* _AIM_
Output every entry exactly as written, skipping any pictures.

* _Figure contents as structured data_
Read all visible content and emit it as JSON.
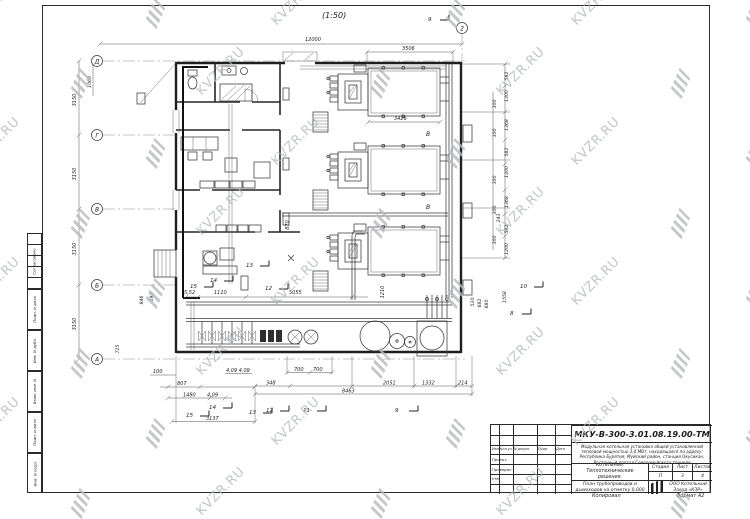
{
  "watermark": {
    "text": "KVZR.RU",
    "logo_name": "kvzr-logo"
  },
  "drawing": {
    "scale_label": "(1:50)",
    "grid_rows": [
      "Д",
      "Г",
      "В",
      "Б",
      "А"
    ],
    "grid_col": "2",
    "section_letters": [
      "В",
      "В"
    ],
    "dims": {
      "top": [
        "12000",
        "3506"
      ],
      "left": [
        "3150",
        "3150",
        "3150",
        "3150",
        "1060",
        "846",
        "593",
        "725"
      ],
      "right": [
        "582",
        "1300",
        "300",
        "1368",
        "300",
        "582",
        "1300",
        "300",
        "1368",
        "300",
        "243",
        "582",
        "300",
        "1200"
      ],
      "far_right": [
        "530",
        "682",
        "680",
        "1558"
      ],
      "bottom": [
        "100",
        "807",
        "1480",
        "4,09",
        "4,09 4,09",
        "348",
        "700",
        "700",
        "8463",
        "2051",
        "1332",
        "214",
        "3137"
      ],
      "inner": [
        "3426",
        "5,52",
        "1110",
        "5055",
        "870",
        "1210"
      ]
    },
    "flags_top": [
      "9"
    ],
    "flags_bottom": [
      "15",
      "14",
      "13",
      "12",
      "11",
      "9"
    ],
    "flags_right": [
      "10",
      "8"
    ],
    "flags_inner": [
      "15",
      "14",
      "13",
      "12"
    ]
  },
  "title_block": {
    "doc_number": "МКУ-В-300-3.01.08.19.00-ТМ",
    "description": "Модульная котельная установка общей установленной тепловой мощностью 3,0 МВт, находящаяся по адресу: Республика Бурятия, Муйский район, станция Окусикан, Восточный портал Северомуйского тоннеля",
    "object_name": "Котельная. Теплотехнические решения.",
    "sheet_name": "План трубопроводов и дымоходов на отметку 0,000",
    "stage_header": [
      "Стадия",
      "Лист",
      "Листов"
    ],
    "stage": "П",
    "sheet": "3",
    "sheets": "4",
    "company": "ООО Котельный Завод «КЗР»",
    "sig_header": [
      "Изм.",
      "Кол.уч",
      "N докум.",
      "Подп.",
      "Дата"
    ],
    "sig_rows": [
      "Проект.",
      "Проверил",
      "Утв."
    ],
    "footer_left": "Копировал",
    "footer_right": "Формат А2"
  },
  "side_strip": {
    "labels": [
      "Согласовано",
      "Подп. и дата",
      "Инв. N дубл.",
      "Взам. инв. N",
      "Подп. и дата",
      "Инв. N подл."
    ]
  }
}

* _FULL SOLUTION_
Read all visible content and emit it as JSON.
{
  "watermark": {
    "text": "KVZR.RU",
    "logo_name": "kvzr-logo"
  },
  "drawing": {
    "scale_label": "(1:50)",
    "grid_rows": [
      "Д",
      "Г",
      "В",
      "Б",
      "А"
    ],
    "grid_col": "2",
    "section_letters": [
      "В",
      "В"
    ],
    "dims": {
      "top": [
        "12000",
        "3506"
      ],
      "left": [
        "3150",
        "3150",
        "3150",
        "3150",
        "1060",
        "846",
        "593",
        "725"
      ],
      "right": [
        "582",
        "1300",
        "300",
        "1368",
        "300",
        "582",
        "1300",
        "300",
        "1368",
        "300",
        "243",
        "582",
        "300",
        "1200"
      ],
      "far_right": [
        "530",
        "682",
        "680",
        "1558"
      ],
      "bottom": [
        "100",
        "807",
        "1480",
        "4,09",
        "4,09 4,09",
        "348",
        "700",
        "700",
        "8463",
        "2051",
        "1332",
        "214",
        "3137"
      ],
      "inner": [
        "3426",
        "5,52",
        "1110",
        "5055",
        "870",
        "1210"
      ]
    },
    "flags_top": [
      "9"
    ],
    "flags_bottom": [
      "15",
      "14",
      "13",
      "12",
      "11",
      "9"
    ],
    "flags_right": [
      "10",
      "8"
    ],
    "flags_inner": [
      "15",
      "14",
      "13",
      "12"
    ]
  },
  "title_block": {
    "doc_number": "МКУ-В-300-3.01.08.19.00-ТМ",
    "description": "Модульная котельная установка общей установленной тепловой мощностью 3,0 МВт, находящаяся по адресу: Республика Бурятия, Муйский район, станция Окусикан, Восточный портал Северомуйского тоннеля",
    "object_name": "Котельная. Теплотехнические решения.",
    "sheet_name": "План трубопроводов и дымоходов на отметку 0,000",
    "stage_header": [
      "Стадия",
      "Лист",
      "Листов"
    ],
    "stage": "П",
    "sheet": "3",
    "sheets": "4",
    "company": "ООО Котельный Завод «КЗР»",
    "sig_header": [
      "Изм.",
      "Кол.уч",
      "N докум.",
      "Подп.",
      "Дата"
    ],
    "sig_rows": [
      "Проект.",
      "Проверил",
      "Утв."
    ],
    "footer_left": "Копировал",
    "footer_right": "Формат А2"
  },
  "side_strip": {
    "labels": [
      "Согласовано",
      "Подп. и дата",
      "Инв. N дубл.",
      "Взам. инв. N",
      "Подп. и дата",
      "Инв. N подл."
    ]
  }
}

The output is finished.